= Goal of the exercise =
Images do not belong in the copy. Retype all the entries below exactly.

= Records from a data source =
+===+
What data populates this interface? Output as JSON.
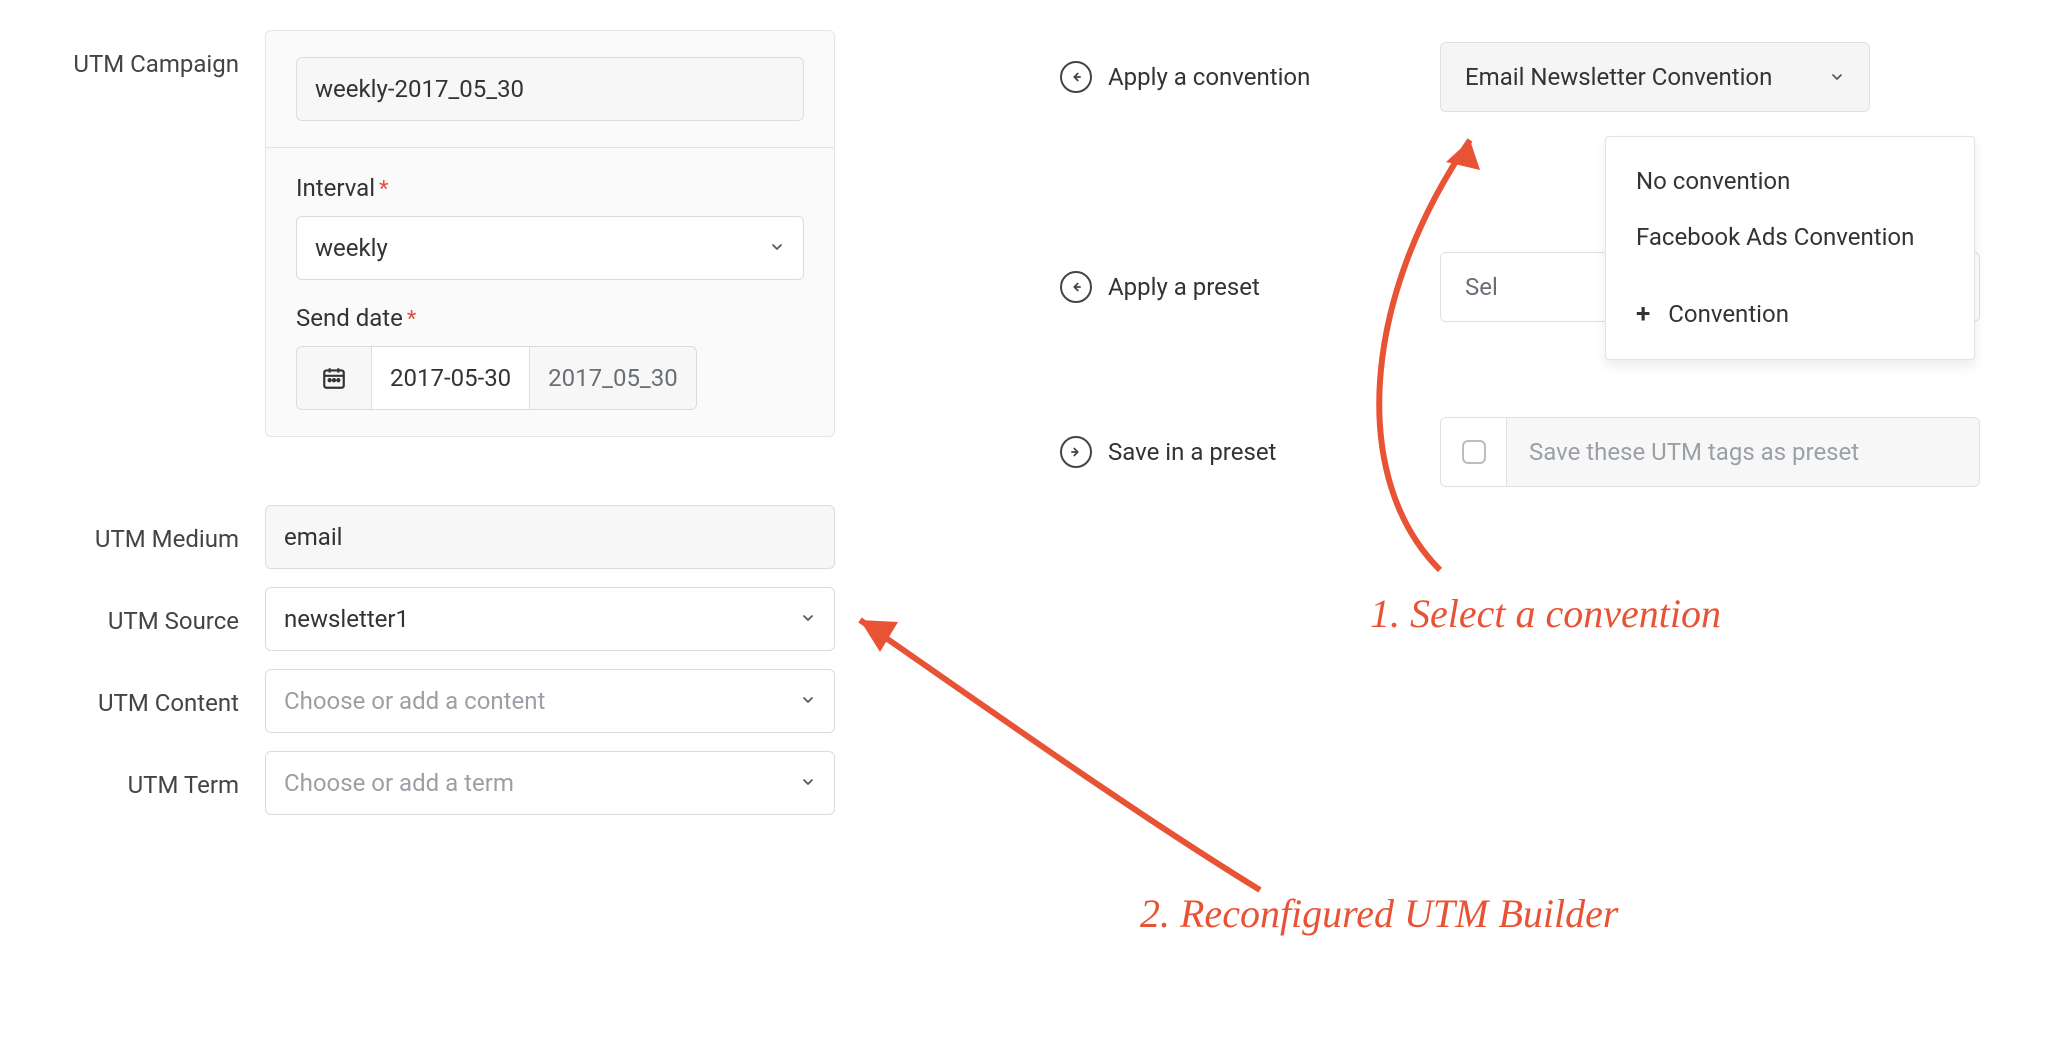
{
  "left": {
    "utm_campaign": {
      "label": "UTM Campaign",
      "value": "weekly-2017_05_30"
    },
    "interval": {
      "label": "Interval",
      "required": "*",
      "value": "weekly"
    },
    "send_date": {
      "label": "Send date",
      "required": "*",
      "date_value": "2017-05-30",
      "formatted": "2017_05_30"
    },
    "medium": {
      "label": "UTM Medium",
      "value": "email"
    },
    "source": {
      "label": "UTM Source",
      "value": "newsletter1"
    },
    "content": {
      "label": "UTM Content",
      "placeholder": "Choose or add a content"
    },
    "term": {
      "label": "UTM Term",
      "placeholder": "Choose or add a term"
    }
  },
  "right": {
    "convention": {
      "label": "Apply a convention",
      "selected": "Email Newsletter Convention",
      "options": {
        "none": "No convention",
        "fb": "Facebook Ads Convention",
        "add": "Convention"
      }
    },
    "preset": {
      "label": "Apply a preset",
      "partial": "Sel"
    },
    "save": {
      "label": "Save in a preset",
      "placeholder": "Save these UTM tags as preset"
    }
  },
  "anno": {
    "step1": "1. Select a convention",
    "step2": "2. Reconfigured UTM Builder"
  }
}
+===+
= Result =
What data populates this interface? Output as JSON.
{
  "left": {
    "utm_campaign": {
      "label": "UTM Campaign",
      "value": "weekly-2017_05_30"
    },
    "interval": {
      "label": "Interval",
      "required": "*",
      "value": "weekly"
    },
    "send_date": {
      "label": "Send date",
      "required": "*",
      "date_value": "2017-05-30",
      "formatted": "2017_05_30"
    },
    "medium": {
      "label": "UTM Medium",
      "value": "email"
    },
    "source": {
      "label": "UTM Source",
      "value": "newsletter1"
    },
    "content": {
      "label": "UTM Content",
      "placeholder": "Choose or add a content"
    },
    "term": {
      "label": "UTM Term",
      "placeholder": "Choose or add a term"
    }
  },
  "right": {
    "convention": {
      "label": "Apply a convention",
      "selected": "Email Newsletter Convention",
      "options": {
        "none": "No convention",
        "fb": "Facebook Ads Convention",
        "add": "Convention"
      }
    },
    "preset": {
      "label": "Apply a preset",
      "partial": "Sel"
    },
    "save": {
      "label": "Save in a preset",
      "placeholder": "Save these UTM tags as preset"
    }
  },
  "anno": {
    "step1": "1. Select a convention",
    "step2": "2. Reconfigured UTM Builder"
  }
}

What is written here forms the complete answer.